= Problem details =
Repeat each entry word for word.

== Segment start ==

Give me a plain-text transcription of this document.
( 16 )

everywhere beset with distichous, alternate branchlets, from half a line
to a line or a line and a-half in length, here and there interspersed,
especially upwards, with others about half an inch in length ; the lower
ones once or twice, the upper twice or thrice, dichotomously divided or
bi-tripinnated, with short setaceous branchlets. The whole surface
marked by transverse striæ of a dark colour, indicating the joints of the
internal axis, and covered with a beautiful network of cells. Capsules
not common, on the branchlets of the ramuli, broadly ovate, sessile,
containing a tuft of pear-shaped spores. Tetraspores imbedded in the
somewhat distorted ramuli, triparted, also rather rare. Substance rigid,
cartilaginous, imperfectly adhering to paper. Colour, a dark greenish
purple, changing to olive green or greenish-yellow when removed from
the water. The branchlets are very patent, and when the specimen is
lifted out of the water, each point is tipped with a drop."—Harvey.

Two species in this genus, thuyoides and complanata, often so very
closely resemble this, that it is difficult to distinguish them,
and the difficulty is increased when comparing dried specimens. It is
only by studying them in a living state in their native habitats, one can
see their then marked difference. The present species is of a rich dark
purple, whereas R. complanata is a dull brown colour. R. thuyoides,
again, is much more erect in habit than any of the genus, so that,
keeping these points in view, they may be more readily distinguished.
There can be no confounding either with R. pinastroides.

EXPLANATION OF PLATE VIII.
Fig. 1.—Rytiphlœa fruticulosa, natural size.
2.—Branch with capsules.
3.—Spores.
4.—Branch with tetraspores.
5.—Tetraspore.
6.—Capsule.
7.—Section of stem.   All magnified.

== Segment end ==

= Output of the exercise =
Give me a plain-text transcription of this document.
( 16 )

everywhere beset with distichous, alternate branchlets, from half a line
to a line or a line and a-half in length, here and there interspersed,
especially upwards, with others about half an inch in length ; the lower
ones once or twice, the upper twice or thrice, dichotomously divided or
bi-tripinnated, with short setaceous branchlets. The whole surface
marked by transverse striæ of a dark colour, indicating the joints of the
internal axis, and covered with a beautiful network of cells. Capsules
not common, on the branchlets of the ramuli, broadly ovate, sessile,
containing a tuft of pear-shaped spores. Tetraspores imbedded in the
somewhat distorted ramuli, triparted, also rather rare. Substance rigid,
cartilaginous, imperfectly adhering to paper. Colour, a dark greenish
purple, changing to olive green or greenish-yellow when removed from
the water. The branchlets are very patent, and when the specimen is
lifted out of the water, each point is tipped with a drop."—Harvey.

Two species in this genus, thuyoides and complanata, often so very
closely resemble this, that it is difficult to distinguish them,
and the difficulty is increased when comparing dried specimens. It is
only by studying them in a living state in their native habitats, one can
see their then marked difference. The present species is of a rich dark
purple, whereas R. complanata is a dull brown colour. R. thuyoides,
again, is much more erect in habit than any of the genus, so that,
keeping these points in view, they may be more readily distinguished.
There can be no confounding either with R. pinastroides.

EXPLANATION OF PLATE VIII.
Fig. 1.—Rytiphlœa fruticulosa, natural size.
2.—Branch with capsules.
3.—Spores.
4.—Branch with tetraspores.
5.—Tetraspore.
6.—Capsule.
7.—Section of stem.   All magnified.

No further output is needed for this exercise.